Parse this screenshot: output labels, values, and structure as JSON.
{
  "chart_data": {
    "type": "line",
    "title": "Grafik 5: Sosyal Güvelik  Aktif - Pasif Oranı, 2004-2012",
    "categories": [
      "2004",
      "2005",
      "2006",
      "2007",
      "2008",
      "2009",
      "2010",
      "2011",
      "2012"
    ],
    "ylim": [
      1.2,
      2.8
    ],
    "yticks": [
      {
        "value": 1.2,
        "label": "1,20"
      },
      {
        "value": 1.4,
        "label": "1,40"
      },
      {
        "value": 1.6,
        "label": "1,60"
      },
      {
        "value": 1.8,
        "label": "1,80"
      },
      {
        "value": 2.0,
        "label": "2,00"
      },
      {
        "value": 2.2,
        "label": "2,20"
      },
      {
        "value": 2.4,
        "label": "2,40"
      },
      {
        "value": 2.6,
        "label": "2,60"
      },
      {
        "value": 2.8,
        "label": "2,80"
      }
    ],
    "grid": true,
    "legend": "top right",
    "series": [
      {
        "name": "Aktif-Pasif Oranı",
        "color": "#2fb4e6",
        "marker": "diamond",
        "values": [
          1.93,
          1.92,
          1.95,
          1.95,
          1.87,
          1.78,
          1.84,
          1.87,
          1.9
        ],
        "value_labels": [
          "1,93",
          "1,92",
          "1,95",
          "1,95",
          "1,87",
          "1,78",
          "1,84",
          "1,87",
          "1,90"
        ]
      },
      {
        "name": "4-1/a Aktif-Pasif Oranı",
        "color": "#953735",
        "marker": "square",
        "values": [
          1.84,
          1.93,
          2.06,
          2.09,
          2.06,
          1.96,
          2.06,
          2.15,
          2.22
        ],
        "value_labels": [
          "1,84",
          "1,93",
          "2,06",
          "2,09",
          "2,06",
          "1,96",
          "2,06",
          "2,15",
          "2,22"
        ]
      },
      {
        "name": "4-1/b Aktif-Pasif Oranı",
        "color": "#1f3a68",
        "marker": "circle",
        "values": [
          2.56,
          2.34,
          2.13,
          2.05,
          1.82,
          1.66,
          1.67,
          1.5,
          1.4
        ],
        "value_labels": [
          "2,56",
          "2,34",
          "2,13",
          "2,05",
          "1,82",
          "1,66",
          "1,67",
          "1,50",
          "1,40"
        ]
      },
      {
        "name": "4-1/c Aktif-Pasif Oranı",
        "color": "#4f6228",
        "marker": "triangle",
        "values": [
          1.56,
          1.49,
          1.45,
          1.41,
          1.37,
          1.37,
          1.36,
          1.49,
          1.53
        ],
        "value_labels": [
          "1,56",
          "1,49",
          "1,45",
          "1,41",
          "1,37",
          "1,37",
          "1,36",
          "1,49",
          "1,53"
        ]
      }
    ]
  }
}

### Exercise requirements:
The records above should be returned exactly.

### Final answer:
Parse this screenshot: output labels, values, and structure as JSON.
{
  "chart_data": {
    "type": "line",
    "title": "Grafik 5: Sosyal Güvelik  Aktif - Pasif Oranı, 2004-2012",
    "categories": [
      "2004",
      "2005",
      "2006",
      "2007",
      "2008",
      "2009",
      "2010",
      "2011",
      "2012"
    ],
    "ylim": [
      1.2,
      2.8
    ],
    "yticks": [
      {
        "value": 1.2,
        "label": "1,20"
      },
      {
        "value": 1.4,
        "label": "1,40"
      },
      {
        "value": 1.6,
        "label": "1,60"
      },
      {
        "value": 1.8,
        "label": "1,80"
      },
      {
        "value": 2.0,
        "label": "2,00"
      },
      {
        "value": 2.2,
        "label": "2,20"
      },
      {
        "value": 2.4,
        "label": "2,40"
      },
      {
        "value": 2.6,
        "label": "2,60"
      },
      {
        "value": 2.8,
        "label": "2,80"
      }
    ],
    "grid": true,
    "legend": "top right",
    "series": [
      {
        "name": "Aktif-Pasif Oranı",
        "color": "#2fb4e6",
        "marker": "diamond",
        "values": [
          1.93,
          1.92,
          1.95,
          1.95,
          1.87,
          1.78,
          1.84,
          1.87,
          1.9
        ],
        "value_labels": [
          "1,93",
          "1,92",
          "1,95",
          "1,95",
          "1,87",
          "1,78",
          "1,84",
          "1,87",
          "1,90"
        ]
      },
      {
        "name": "4-1/a Aktif-Pasif Oranı",
        "color": "#953735",
        "marker": "square",
        "values": [
          1.84,
          1.93,
          2.06,
          2.09,
          2.06,
          1.96,
          2.06,
          2.15,
          2.22
        ],
        "value_labels": [
          "1,84",
          "1,93",
          "2,06",
          "2,09",
          "2,06",
          "1,96",
          "2,06",
          "2,15",
          "2,22"
        ]
      },
      {
        "name": "4-1/b Aktif-Pasif Oranı",
        "color": "#1f3a68",
        "marker": "circle",
        "values": [
          2.56,
          2.34,
          2.13,
          2.05,
          1.82,
          1.66,
          1.67,
          1.5,
          1.4
        ],
        "value_labels": [
          "2,56",
          "2,34",
          "2,13",
          "2,05",
          "1,82",
          "1,66",
          "1,67",
          "1,50",
          "1,40"
        ]
      },
      {
        "name": "4-1/c Aktif-Pasif Oranı",
        "color": "#4f6228",
        "marker": "triangle",
        "values": [
          1.56,
          1.49,
          1.45,
          1.41,
          1.37,
          1.37,
          1.36,
          1.49,
          1.53
        ],
        "value_labels": [
          "1,56",
          "1,49",
          "1,45",
          "1,41",
          "1,37",
          "1,37",
          "1,36",
          "1,49",
          "1,53"
        ]
      }
    ]
  }
}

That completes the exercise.